══ TEXT PASSAGE

Elliot Washor "Are you with me now?"4.2.21

You can always have more than nothing.- A takeoff on the Mad Hatter

In his latest brief Anthony Carnevale talks about the 15 million infrastructure jobs being created over ten years for people with no more than a high school education. The training for those jobs will be about six months. I hopeful that a good living wage is attached to those jobs or the Mad Hatter will strike again.

 

Harbor Freight Fellows Initiative


"Less is only more when more is no good." Frank Lloyd Wright and more Harbor Freight Fellows is good.


Last week, I had a talk with Beth White about mentors and the reciprocity in the relationship between mentors and Fellows. One of Beth’s comments from a mentor that we have heard many iterations of is: “I get out as much as I put in.” This year, we are putting an emphasis on the mentor in the HFF evaluation that Scott is doing. I’m eager to see what we hear from mentors and how that influences our program going forward.

════
══ PROVIDED DATA

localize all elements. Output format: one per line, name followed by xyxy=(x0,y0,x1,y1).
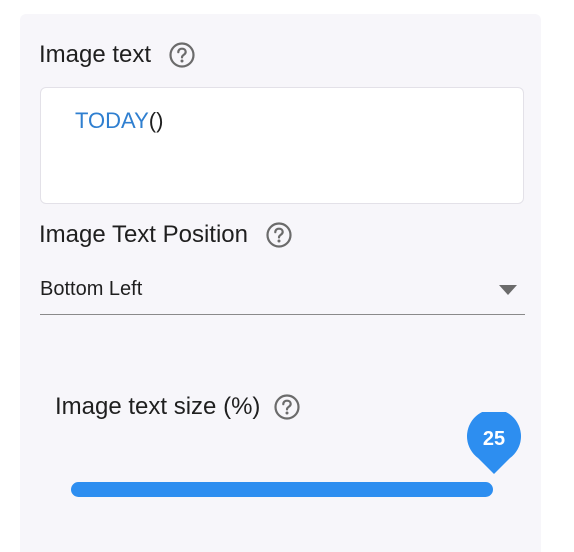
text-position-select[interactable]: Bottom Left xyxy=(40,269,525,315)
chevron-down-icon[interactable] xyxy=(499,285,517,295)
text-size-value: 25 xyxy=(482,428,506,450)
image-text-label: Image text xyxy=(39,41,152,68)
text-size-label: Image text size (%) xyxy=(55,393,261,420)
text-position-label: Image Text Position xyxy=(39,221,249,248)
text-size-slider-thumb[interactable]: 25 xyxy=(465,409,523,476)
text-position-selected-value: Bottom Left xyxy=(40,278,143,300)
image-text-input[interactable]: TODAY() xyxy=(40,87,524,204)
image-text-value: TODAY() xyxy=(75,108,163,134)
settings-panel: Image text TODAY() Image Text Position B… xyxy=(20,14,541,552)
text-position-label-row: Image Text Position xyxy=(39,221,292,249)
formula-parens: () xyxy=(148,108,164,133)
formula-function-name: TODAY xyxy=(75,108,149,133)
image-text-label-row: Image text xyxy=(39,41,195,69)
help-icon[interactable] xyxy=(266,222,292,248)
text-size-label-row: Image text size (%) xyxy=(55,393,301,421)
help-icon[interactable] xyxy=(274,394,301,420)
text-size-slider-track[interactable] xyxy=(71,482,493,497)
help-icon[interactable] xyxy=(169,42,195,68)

════

▶ THE TASKS
[1] Reproduce the part of the Harbor Freight Fellows note that starts at "You can always" and ends after "will strike again.".
[2] Extract every line of the entries that contains the string "value". Case counts.

▶ RESPONSES TO THE EXERCISE
[1]
You can always have more than nothing.- A takeoff on the Mad Hatter

In his latest brief Anthony Carnevale talks about the 15 million infrastructure jobs being created over ten years for people with no more than a high school education. The training for those jobs will be about six months. I hopeful that a good living wage is attached to those jobs or the Mad Hatter will strike again.

[2]
text-size-value: 25 xyxy=(482,428,506,450)
text-position-selected-value: Bottom Left xyxy=(40,278,143,300)
image-text-value: TODAY() xyxy=(75,108,163,134)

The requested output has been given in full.